Data supplied
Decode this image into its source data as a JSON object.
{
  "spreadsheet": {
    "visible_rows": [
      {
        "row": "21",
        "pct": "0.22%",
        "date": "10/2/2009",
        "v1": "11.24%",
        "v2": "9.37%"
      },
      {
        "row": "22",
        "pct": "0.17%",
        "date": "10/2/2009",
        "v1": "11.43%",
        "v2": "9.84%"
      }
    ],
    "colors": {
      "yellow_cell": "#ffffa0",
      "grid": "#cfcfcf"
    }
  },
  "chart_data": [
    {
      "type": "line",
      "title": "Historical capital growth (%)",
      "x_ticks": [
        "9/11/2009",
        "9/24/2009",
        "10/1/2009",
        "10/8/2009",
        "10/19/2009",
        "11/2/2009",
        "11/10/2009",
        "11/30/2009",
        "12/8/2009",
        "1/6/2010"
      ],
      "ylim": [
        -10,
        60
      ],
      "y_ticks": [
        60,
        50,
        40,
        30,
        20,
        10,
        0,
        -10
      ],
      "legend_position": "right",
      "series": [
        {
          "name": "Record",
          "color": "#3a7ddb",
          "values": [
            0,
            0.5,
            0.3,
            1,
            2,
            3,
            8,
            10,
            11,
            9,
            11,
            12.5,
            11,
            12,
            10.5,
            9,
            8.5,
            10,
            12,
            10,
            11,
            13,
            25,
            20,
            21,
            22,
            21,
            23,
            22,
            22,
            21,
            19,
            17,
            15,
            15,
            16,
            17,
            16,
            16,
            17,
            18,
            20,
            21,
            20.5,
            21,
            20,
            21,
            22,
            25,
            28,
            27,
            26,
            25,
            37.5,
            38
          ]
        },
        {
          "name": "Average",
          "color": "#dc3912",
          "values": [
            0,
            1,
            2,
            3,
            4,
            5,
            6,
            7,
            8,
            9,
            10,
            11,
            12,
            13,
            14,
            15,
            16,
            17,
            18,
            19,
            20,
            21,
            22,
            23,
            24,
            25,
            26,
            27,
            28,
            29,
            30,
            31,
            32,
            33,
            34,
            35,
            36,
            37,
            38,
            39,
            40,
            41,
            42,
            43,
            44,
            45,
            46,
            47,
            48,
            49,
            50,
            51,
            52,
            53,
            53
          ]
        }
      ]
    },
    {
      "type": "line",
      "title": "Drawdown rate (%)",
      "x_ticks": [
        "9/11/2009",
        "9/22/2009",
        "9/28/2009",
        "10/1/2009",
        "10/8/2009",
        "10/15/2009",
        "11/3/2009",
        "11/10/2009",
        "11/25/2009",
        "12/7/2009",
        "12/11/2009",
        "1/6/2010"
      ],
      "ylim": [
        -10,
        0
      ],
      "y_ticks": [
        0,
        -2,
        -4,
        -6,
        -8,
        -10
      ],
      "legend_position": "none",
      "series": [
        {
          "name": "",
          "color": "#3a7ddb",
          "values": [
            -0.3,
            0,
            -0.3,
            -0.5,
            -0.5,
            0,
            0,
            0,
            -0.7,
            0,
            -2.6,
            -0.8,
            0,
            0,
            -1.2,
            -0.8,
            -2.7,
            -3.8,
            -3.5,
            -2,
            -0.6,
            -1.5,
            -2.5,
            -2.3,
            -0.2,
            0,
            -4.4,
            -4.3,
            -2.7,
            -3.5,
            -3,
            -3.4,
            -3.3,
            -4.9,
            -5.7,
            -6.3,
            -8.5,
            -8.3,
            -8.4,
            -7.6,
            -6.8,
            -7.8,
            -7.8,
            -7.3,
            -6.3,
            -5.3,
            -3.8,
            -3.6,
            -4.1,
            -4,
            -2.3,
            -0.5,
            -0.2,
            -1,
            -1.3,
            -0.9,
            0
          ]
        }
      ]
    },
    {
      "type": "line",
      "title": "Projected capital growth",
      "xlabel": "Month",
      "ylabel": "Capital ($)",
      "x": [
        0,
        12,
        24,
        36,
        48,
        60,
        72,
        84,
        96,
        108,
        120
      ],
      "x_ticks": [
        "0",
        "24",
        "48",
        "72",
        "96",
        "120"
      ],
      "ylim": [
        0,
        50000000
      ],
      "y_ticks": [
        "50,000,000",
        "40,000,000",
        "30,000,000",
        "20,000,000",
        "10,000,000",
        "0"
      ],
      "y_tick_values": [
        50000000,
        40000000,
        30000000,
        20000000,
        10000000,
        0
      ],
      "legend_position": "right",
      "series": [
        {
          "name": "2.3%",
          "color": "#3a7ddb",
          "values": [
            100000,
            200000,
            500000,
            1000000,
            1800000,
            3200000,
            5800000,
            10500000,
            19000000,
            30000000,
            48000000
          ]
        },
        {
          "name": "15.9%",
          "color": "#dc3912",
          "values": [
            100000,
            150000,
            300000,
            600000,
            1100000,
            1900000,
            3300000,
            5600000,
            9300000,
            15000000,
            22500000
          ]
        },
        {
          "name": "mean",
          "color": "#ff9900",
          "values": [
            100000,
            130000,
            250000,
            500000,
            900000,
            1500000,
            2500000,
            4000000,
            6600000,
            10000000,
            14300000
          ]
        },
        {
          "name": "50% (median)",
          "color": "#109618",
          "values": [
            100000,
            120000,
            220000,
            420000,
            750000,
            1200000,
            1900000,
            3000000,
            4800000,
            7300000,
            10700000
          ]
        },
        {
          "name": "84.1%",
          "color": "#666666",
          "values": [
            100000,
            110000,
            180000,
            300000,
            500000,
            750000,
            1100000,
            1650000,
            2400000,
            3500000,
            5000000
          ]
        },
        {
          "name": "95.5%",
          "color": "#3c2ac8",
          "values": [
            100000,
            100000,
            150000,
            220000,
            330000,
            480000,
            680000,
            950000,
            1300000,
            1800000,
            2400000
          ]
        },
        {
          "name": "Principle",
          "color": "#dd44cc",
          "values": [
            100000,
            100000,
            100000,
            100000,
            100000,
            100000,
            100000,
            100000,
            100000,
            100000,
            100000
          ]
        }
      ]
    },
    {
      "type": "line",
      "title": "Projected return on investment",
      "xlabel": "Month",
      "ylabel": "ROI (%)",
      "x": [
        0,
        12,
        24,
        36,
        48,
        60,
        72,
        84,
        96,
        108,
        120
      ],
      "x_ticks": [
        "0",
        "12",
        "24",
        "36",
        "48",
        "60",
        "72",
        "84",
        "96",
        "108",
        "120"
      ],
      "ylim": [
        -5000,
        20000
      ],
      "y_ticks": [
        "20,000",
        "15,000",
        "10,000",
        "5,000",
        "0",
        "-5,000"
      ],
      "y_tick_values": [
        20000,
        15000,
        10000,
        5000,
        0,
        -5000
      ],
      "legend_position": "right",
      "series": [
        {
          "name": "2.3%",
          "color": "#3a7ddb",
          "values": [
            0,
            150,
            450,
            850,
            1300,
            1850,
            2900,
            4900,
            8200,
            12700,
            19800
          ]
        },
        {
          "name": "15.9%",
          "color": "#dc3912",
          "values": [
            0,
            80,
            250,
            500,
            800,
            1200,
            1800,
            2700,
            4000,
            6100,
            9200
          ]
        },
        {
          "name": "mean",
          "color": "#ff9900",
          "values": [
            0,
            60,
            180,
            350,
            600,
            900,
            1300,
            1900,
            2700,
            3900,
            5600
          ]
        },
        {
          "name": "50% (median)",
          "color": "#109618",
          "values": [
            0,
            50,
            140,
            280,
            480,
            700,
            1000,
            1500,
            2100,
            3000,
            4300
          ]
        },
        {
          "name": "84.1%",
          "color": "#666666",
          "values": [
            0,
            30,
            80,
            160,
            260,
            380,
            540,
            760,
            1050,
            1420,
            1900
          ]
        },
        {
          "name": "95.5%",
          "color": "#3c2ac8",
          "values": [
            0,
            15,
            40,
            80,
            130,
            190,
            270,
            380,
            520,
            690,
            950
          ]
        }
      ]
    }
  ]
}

Task brief
Look through the entries above and list every line containing "title".

Reply to the task
      "title": "Historical capital growth (%)",
      "title": "Drawdown rate (%)",
      "title": "Projected capital growth",
      "title": "Projected return on investment",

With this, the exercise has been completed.